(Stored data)
________________________

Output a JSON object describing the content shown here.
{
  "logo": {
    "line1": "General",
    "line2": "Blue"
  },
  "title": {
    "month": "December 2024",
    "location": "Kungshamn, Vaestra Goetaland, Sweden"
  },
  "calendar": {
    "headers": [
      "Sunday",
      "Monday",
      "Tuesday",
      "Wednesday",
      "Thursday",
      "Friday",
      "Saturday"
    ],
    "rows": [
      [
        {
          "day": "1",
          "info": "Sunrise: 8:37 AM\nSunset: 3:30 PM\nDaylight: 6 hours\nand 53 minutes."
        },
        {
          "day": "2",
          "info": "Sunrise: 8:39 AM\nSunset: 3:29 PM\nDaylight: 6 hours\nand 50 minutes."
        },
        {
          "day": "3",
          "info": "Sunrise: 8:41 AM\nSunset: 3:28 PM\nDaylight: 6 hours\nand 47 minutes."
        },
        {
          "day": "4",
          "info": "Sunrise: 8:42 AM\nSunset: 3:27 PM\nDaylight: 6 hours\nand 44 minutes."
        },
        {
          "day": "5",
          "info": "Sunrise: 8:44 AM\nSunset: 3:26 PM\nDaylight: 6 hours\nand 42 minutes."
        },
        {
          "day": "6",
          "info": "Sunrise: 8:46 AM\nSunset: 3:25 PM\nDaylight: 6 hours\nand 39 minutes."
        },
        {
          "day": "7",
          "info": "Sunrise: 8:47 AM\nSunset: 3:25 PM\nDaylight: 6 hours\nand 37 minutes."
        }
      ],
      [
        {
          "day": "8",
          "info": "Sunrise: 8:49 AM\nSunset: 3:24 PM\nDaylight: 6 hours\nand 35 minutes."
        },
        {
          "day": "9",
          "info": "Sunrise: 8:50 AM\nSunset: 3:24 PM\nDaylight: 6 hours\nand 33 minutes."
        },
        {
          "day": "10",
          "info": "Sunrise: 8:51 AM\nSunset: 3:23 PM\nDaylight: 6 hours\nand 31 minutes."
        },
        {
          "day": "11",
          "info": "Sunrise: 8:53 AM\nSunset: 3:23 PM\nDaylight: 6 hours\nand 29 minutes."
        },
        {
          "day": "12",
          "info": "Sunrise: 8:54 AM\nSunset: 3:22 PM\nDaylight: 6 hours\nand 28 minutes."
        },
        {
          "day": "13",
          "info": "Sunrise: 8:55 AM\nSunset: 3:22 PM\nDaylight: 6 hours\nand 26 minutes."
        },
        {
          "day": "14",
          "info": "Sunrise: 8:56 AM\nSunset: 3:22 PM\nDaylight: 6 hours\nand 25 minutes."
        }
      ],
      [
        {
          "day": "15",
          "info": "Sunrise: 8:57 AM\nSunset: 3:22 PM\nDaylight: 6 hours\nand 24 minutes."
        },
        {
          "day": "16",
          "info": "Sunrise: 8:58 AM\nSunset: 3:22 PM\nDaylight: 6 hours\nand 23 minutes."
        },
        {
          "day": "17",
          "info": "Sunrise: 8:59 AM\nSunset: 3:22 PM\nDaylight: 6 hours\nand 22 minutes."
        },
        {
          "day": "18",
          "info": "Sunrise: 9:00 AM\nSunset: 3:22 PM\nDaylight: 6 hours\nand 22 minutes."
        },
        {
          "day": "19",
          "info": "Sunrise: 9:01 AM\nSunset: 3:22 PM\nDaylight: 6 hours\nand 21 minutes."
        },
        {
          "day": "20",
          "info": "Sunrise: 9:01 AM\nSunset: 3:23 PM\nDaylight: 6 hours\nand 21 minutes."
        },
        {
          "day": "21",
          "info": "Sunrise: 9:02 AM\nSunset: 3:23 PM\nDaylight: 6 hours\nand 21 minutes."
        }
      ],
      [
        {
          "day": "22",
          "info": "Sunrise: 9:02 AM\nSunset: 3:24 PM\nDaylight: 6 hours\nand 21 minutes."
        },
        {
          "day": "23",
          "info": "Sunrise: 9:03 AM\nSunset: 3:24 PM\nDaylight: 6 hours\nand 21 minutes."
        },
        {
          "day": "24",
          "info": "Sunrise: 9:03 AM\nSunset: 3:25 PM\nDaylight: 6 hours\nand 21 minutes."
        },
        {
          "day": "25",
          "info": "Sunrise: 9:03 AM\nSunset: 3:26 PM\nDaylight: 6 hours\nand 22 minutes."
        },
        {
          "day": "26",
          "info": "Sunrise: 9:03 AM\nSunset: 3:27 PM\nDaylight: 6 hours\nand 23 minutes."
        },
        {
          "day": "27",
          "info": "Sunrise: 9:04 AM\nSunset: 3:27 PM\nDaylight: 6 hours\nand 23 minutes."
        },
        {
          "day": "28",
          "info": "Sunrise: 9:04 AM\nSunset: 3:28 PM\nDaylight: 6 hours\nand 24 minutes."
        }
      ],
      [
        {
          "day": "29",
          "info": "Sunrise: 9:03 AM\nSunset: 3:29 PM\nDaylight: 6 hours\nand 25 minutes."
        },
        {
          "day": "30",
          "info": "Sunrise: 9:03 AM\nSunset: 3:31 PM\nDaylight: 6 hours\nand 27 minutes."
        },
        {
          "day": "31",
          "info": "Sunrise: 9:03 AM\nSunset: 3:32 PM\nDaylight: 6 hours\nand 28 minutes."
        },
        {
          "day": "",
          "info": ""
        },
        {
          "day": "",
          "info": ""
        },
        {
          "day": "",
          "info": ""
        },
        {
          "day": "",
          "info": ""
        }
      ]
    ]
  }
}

________________________

§ **PROBLEM DETAILS**: Repeat every entry exactly as written above.

§ **RESPONSE**:
Output a JSON object describing the content shown here.
{
  "logo": {
    "line1": "General",
    "line2": "Blue"
  },
  "title": {
    "month": "December 2024",
    "location": "Kungshamn, Vaestra Goetaland, Sweden"
  },
  "calendar": {
    "headers": [
      "Sunday",
      "Monday",
      "Tuesday",
      "Wednesday",
      "Thursday",
      "Friday",
      "Saturday"
    ],
    "rows": [
      [
        {
          "day": "1",
          "info": "Sunrise: 8:37 AM\nSunset: 3:30 PM\nDaylight: 6 hours\nand 53 minutes."
        },
        {
          "day": "2",
          "info": "Sunrise: 8:39 AM\nSunset: 3:29 PM\nDaylight: 6 hours\nand 50 minutes."
        },
        {
          "day": "3",
          "info": "Sunrise: 8:41 AM\nSunset: 3:28 PM\nDaylight: 6 hours\nand 47 minutes."
        },
        {
          "day": "4",
          "info": "Sunrise: 8:42 AM\nSunset: 3:27 PM\nDaylight: 6 hours\nand 44 minutes."
        },
        {
          "day": "5",
          "info": "Sunrise: 8:44 AM\nSunset: 3:26 PM\nDaylight: 6 hours\nand 42 minutes."
        },
        {
          "day": "6",
          "info": "Sunrise: 8:46 AM\nSunset: 3:25 PM\nDaylight: 6 hours\nand 39 minutes."
        },
        {
          "day": "7",
          "info": "Sunrise: 8:47 AM\nSunset: 3:25 PM\nDaylight: 6 hours\nand 37 minutes."
        }
      ],
      [
        {
          "day": "8",
          "info": "Sunrise: 8:49 AM\nSunset: 3:24 PM\nDaylight: 6 hours\nand 35 minutes."
        },
        {
          "day": "9",
          "info": "Sunrise: 8:50 AM\nSunset: 3:24 PM\nDaylight: 6 hours\nand 33 minutes."
        },
        {
          "day": "10",
          "info": "Sunrise: 8:51 AM\nSunset: 3:23 PM\nDaylight: 6 hours\nand 31 minutes."
        },
        {
          "day": "11",
          "info": "Sunrise: 8:53 AM\nSunset: 3:23 PM\nDaylight: 6 hours\nand 29 minutes."
        },
        {
          "day": "12",
          "info": "Sunrise: 8:54 AM\nSunset: 3:22 PM\nDaylight: 6 hours\nand 28 minutes."
        },
        {
          "day": "13",
          "info": "Sunrise: 8:55 AM\nSunset: 3:22 PM\nDaylight: 6 hours\nand 26 minutes."
        },
        {
          "day": "14",
          "info": "Sunrise: 8:56 AM\nSunset: 3:22 PM\nDaylight: 6 hours\nand 25 minutes."
        }
      ],
      [
        {
          "day": "15",
          "info": "Sunrise: 8:57 AM\nSunset: 3:22 PM\nDaylight: 6 hours\nand 24 minutes."
        },
        {
          "day": "16",
          "info": "Sunrise: 8:58 AM\nSunset: 3:22 PM\nDaylight: 6 hours\nand 23 minutes."
        },
        {
          "day": "17",
          "info": "Sunrise: 8:59 AM\nSunset: 3:22 PM\nDaylight: 6 hours\nand 22 minutes."
        },
        {
          "day": "18",
          "info": "Sunrise: 9:00 AM\nSunset: 3:22 PM\nDaylight: 6 hours\nand 22 minutes."
        },
        {
          "day": "19",
          "info": "Sunrise: 9:01 AM\nSunset: 3:22 PM\nDaylight: 6 hours\nand 21 minutes."
        },
        {
          "day": "20",
          "info": "Sunrise: 9:01 AM\nSunset: 3:23 PM\nDaylight: 6 hours\nand 21 minutes."
        },
        {
          "day": "21",
          "info": "Sunrise: 9:02 AM\nSunset: 3:23 PM\nDaylight: 6 hours\nand 21 minutes."
        }
      ],
      [
        {
          "day": "22",
          "info": "Sunrise: 9:02 AM\nSunset: 3:24 PM\nDaylight: 6 hours\nand 21 minutes."
        },
        {
          "day": "23",
          "info": "Sunrise: 9:03 AM\nSunset: 3:24 PM\nDaylight: 6 hours\nand 21 minutes."
        },
        {
          "day": "24",
          "info": "Sunrise: 9:03 AM\nSunset: 3:25 PM\nDaylight: 6 hours\nand 21 minutes."
        },
        {
          "day": "25",
          "info": "Sunrise: 9:03 AM\nSunset: 3:26 PM\nDaylight: 6 hours\nand 22 minutes."
        },
        {
          "day": "26",
          "info": "Sunrise: 9:03 AM\nSunset: 3:27 PM\nDaylight: 6 hours\nand 23 minutes."
        },
        {
          "day": "27",
          "info": "Sunrise: 9:04 AM\nSunset: 3:27 PM\nDaylight: 6 hours\nand 23 minutes."
        },
        {
          "day": "28",
          "info": "Sunrise: 9:04 AM\nSunset: 3:28 PM\nDaylight: 6 hours\nand 24 minutes."
        }
      ],
      [
        {
          "day": "29",
          "info": "Sunrise: 9:03 AM\nSunset: 3:29 PM\nDaylight: 6 hours\nand 25 minutes."
        },
        {
          "day": "30",
          "info": "Sunrise: 9:03 AM\nSunset: 3:31 PM\nDaylight: 6 hours\nand 27 minutes."
        },
        {
          "day": "31",
          "info": "Sunrise: 9:03 AM\nSunset: 3:32 PM\nDaylight: 6 hours\nand 28 minutes."
        },
        {
          "day": "",
          "info": ""
        },
        {
          "day": "",
          "info": ""
        },
        {
          "day": "",
          "info": ""
        },
        {
          "day": "",
          "info": ""
        }
      ]
    ]
  }
}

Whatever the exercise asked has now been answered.